### [GIVEN PROBLEM]
You are to retype all of the data exactly as it appears.

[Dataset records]
# # # #

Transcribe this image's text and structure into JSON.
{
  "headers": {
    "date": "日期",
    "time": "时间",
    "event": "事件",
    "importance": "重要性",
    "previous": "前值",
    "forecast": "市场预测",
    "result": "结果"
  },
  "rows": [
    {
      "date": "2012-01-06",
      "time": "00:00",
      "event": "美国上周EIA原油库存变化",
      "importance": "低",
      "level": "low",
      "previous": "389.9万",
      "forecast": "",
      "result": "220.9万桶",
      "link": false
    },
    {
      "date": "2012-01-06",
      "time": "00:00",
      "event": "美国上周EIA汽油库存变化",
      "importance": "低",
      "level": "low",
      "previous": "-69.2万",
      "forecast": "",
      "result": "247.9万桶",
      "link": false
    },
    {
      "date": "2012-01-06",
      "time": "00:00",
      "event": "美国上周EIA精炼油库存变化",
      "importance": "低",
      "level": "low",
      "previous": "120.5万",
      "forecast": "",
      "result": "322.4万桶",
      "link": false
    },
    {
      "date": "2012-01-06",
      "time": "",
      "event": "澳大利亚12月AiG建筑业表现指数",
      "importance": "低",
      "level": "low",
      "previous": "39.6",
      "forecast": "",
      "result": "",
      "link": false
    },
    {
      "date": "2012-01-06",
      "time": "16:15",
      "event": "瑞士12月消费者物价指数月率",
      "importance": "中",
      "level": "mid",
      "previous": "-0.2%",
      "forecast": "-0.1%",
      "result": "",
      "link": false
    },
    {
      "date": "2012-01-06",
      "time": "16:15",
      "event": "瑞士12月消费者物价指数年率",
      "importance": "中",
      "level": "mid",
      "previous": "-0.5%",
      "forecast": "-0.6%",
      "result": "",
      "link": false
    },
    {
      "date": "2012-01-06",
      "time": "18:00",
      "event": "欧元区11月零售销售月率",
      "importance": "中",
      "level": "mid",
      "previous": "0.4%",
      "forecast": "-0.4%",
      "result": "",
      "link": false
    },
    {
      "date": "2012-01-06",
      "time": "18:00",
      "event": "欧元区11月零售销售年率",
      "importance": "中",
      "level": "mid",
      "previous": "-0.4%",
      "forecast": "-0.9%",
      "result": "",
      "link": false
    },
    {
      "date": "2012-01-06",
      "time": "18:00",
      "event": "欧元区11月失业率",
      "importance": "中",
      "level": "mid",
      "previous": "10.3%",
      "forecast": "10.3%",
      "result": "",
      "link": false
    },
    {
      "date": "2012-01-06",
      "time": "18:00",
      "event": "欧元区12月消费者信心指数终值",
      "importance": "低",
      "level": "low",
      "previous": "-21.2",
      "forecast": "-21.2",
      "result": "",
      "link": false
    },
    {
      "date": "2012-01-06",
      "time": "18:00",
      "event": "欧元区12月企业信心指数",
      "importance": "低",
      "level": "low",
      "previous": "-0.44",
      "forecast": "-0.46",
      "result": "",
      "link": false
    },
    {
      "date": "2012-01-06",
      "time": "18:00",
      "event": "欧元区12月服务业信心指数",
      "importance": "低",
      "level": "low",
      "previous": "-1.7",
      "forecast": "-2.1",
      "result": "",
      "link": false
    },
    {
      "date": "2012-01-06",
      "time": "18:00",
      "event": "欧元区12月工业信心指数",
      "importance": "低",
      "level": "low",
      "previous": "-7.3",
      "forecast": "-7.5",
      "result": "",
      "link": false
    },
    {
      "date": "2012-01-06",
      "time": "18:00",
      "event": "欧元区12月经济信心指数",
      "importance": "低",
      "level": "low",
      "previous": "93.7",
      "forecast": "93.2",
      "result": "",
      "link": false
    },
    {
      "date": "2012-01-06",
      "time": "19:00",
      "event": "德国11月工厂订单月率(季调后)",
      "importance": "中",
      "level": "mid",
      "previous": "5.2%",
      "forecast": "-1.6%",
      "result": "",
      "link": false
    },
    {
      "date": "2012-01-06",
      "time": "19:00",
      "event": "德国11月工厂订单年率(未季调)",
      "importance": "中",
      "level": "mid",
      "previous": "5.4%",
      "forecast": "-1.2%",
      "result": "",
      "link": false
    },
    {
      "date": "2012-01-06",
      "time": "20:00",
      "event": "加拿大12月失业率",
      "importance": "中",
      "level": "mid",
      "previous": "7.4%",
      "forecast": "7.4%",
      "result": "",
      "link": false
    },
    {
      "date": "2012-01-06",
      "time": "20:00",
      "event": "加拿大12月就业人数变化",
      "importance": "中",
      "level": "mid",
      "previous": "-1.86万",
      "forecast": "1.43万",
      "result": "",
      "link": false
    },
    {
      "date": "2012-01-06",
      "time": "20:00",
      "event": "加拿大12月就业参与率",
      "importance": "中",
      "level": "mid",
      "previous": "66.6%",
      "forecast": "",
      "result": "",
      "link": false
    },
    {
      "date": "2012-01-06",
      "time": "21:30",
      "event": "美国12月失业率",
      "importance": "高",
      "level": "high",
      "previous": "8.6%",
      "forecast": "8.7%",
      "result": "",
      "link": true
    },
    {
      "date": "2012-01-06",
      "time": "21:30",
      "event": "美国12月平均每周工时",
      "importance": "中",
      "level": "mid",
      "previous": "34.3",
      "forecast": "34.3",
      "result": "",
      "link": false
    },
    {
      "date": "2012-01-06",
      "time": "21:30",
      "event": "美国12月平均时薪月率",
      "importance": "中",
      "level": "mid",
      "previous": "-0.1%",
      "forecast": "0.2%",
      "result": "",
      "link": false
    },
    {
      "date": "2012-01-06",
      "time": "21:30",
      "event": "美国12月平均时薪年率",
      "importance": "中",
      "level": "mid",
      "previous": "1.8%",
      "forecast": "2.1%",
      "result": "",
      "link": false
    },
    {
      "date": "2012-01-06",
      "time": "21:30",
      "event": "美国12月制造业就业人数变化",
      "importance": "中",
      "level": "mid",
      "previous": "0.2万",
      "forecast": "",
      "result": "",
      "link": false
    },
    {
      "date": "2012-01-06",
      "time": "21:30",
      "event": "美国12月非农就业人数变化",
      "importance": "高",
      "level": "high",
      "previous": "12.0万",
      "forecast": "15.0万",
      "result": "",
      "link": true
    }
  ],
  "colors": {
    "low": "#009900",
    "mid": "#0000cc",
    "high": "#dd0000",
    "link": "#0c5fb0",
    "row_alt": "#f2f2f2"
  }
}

# # # #

### [EXERCISE RESPONSE]
Transcribe this image's text and structure into JSON.
{
  "headers": {
    "date": "日期",
    "time": "时间",
    "event": "事件",
    "importance": "重要性",
    "previous": "前值",
    "forecast": "市场预测",
    "result": "结果"
  },
  "rows": [
    {
      "date": "2012-01-06",
      "time": "00:00",
      "event": "美国上周EIA原油库存变化",
      "importance": "低",
      "level": "low",
      "previous": "389.9万",
      "forecast": "",
      "result": "220.9万桶",
      "link": false
    },
    {
      "date": "2012-01-06",
      "time": "00:00",
      "event": "美国上周EIA汽油库存变化",
      "importance": "低",
      "level": "low",
      "previous": "-69.2万",
      "forecast": "",
      "result": "247.9万桶",
      "link": false
    },
    {
      "date": "2012-01-06",
      "time": "00:00",
      "event": "美国上周EIA精炼油库存变化",
      "importance": "低",
      "level": "low",
      "previous": "120.5万",
      "forecast": "",
      "result": "322.4万桶",
      "link": false
    },
    {
      "date": "2012-01-06",
      "time": "",
      "event": "澳大利亚12月AiG建筑业表现指数",
      "importance": "低",
      "level": "low",
      "previous": "39.6",
      "forecast": "",
      "result": "",
      "link": false
    },
    {
      "date": "2012-01-06",
      "time": "16:15",
      "event": "瑞士12月消费者物价指数月率",
      "importance": "中",
      "level": "mid",
      "previous": "-0.2%",
      "forecast": "-0.1%",
      "result": "",
      "link": false
    },
    {
      "date": "2012-01-06",
      "time": "16:15",
      "event": "瑞士12月消费者物价指数年率",
      "importance": "中",
      "level": "mid",
      "previous": "-0.5%",
      "forecast": "-0.6%",
      "result": "",
      "link": false
    },
    {
      "date": "2012-01-06",
      "time": "18:00",
      "event": "欧元区11月零售销售月率",
      "importance": "中",
      "level": "mid",
      "previous": "0.4%",
      "forecast": "-0.4%",
      "result": "",
      "link": false
    },
    {
      "date": "2012-01-06",
      "time": "18:00",
      "event": "欧元区11月零售销售年率",
      "importance": "中",
      "level": "mid",
      "previous": "-0.4%",
      "forecast": "-0.9%",
      "result": "",
      "link": false
    },
    {
      "date": "2012-01-06",
      "time": "18:00",
      "event": "欧元区11月失业率",
      "importance": "中",
      "level": "mid",
      "previous": "10.3%",
      "forecast": "10.3%",
      "result": "",
      "link": false
    },
    {
      "date": "2012-01-06",
      "time": "18:00",
      "event": "欧元区12月消费者信心指数终值",
      "importance": "低",
      "level": "low",
      "previous": "-21.2",
      "forecast": "-21.2",
      "result": "",
      "link": false
    },
    {
      "date": "2012-01-06",
      "time": "18:00",
      "event": "欧元区12月企业信心指数",
      "importance": "低",
      "level": "low",
      "previous": "-0.44",
      "forecast": "-0.46",
      "result": "",
      "link": false
    },
    {
      "date": "2012-01-06",
      "time": "18:00",
      "event": "欧元区12月服务业信心指数",
      "importance": "低",
      "level": "low",
      "previous": "-1.7",
      "forecast": "-2.1",
      "result": "",
      "link": false
    },
    {
      "date": "2012-01-06",
      "time": "18:00",
      "event": "欧元区12月工业信心指数",
      "importance": "低",
      "level": "low",
      "previous": "-7.3",
      "forecast": "-7.5",
      "result": "",
      "link": false
    },
    {
      "date": "2012-01-06",
      "time": "18:00",
      "event": "欧元区12月经济信心指数",
      "importance": "低",
      "level": "low",
      "previous": "93.7",
      "forecast": "93.2",
      "result": "",
      "link": false
    },
    {
      "date": "2012-01-06",
      "time": "19:00",
      "event": "德国11月工厂订单月率(季调后)",
      "importance": "中",
      "level": "mid",
      "previous": "5.2%",
      "forecast": "-1.6%",
      "result": "",
      "link": false
    },
    {
      "date": "2012-01-06",
      "time": "19:00",
      "event": "德国11月工厂订单年率(未季调)",
      "importance": "中",
      "level": "mid",
      "previous": "5.4%",
      "forecast": "-1.2%",
      "result": "",
      "link": false
    },
    {
      "date": "2012-01-06",
      "time": "20:00",
      "event": "加拿大12月失业率",
      "importance": "中",
      "level": "mid",
      "previous": "7.4%",
      "forecast": "7.4%",
      "result": "",
      "link": false
    },
    {
      "date": "2012-01-06",
      "time": "20:00",
      "event": "加拿大12月就业人数变化",
      "importance": "中",
      "level": "mid",
      "previous": "-1.86万",
      "forecast": "1.43万",
      "result": "",
      "link": false
    },
    {
      "date": "2012-01-06",
      "time": "20:00",
      "event": "加拿大12月就业参与率",
      "importance": "中",
      "level": "mid",
      "previous": "66.6%",
      "forecast": "",
      "result": "",
      "link": false
    },
    {
      "date": "2012-01-06",
      "time": "21:30",
      "event": "美国12月失业率",
      "importance": "高",
      "level": "high",
      "previous": "8.6%",
      "forecast": "8.7%",
      "result": "",
      "link": true
    },
    {
      "date": "2012-01-06",
      "time": "21:30",
      "event": "美国12月平均每周工时",
      "importance": "中",
      "level": "mid",
      "previous": "34.3",
      "forecast": "34.3",
      "result": "",
      "link": false
    },
    {
      "date": "2012-01-06",
      "time": "21:30",
      "event": "美国12月平均时薪月率",
      "importance": "中",
      "level": "mid",
      "previous": "-0.1%",
      "forecast": "0.2%",
      "result": "",
      "link": false
    },
    {
      "date": "2012-01-06",
      "time": "21:30",
      "event": "美国12月平均时薪年率",
      "importance": "中",
      "level": "mid",
      "previous": "1.8%",
      "forecast": "2.1%",
      "result": "",
      "link": false
    },
    {
      "date": "2012-01-06",
      "time": "21:30",
      "event": "美国12月制造业就业人数变化",
      "importance": "中",
      "level": "mid",
      "previous": "0.2万",
      "forecast": "",
      "result": "",
      "link": false
    },
    {
      "date": "2012-01-06",
      "time": "21:30",
      "event": "美国12月非农就业人数变化",
      "importance": "高",
      "level": "high",
      "previous": "12.0万",
      "forecast": "15.0万",
      "result": "",
      "link": true
    }
  ],
  "colors": {
    "low": "#009900",
    "mid": "#0000cc",
    "high": "#dd0000",
    "link": "#0c5fb0",
    "row_alt": "#f2f2f2"
  }
}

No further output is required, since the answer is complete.